◆ Records:
"""

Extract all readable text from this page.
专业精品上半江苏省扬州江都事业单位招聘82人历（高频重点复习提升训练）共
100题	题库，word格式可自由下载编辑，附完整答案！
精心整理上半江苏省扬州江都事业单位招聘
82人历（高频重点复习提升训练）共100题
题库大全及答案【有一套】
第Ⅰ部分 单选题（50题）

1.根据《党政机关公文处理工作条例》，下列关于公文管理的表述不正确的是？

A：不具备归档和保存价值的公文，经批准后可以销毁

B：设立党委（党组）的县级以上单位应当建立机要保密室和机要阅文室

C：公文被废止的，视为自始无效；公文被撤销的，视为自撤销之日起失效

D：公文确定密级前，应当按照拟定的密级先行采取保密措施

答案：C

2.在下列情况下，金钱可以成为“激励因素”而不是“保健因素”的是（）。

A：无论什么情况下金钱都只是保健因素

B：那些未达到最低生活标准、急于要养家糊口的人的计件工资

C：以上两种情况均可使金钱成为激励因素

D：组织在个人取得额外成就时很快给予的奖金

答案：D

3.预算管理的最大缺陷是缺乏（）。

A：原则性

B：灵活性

"""

◆ Exercise directions: Reproduce the material above, every line of it, exactly.

◆ Solution:
Extract all readable text from this page.
专业精品上半江苏省扬州江都事业单位招聘82人历（高频重点复习提升训练）共
100题	题库，word格式可自由下载编辑，附完整答案！
精心整理上半江苏省扬州江都事业单位招聘
82人历（高频重点复习提升训练）共100题
题库大全及答案【有一套】
第Ⅰ部分 单选题（50题）

1.根据《党政机关公文处理工作条例》，下列关于公文管理的表述不正确的是？

A：不具备归档和保存价值的公文，经批准后可以销毁

B：设立党委（党组）的县级以上单位应当建立机要保密室和机要阅文室

C：公文被废止的，视为自始无效；公文被撤销的，视为自撤销之日起失效

D：公文确定密级前，应当按照拟定的密级先行采取保密措施

答案：C

2.在下列情况下，金钱可以成为“激励因素”而不是“保健因素”的是（）。

A：无论什么情况下金钱都只是保健因素

B：那些未达到最低生活标准、急于要养家糊口的人的计件工资

C：以上两种情况均可使金钱成为激励因素

D：组织在个人取得额外成就时很快给予的奖金

答案：D

3.预算管理的最大缺陷是缺乏（）。

A：原则性

B：灵活性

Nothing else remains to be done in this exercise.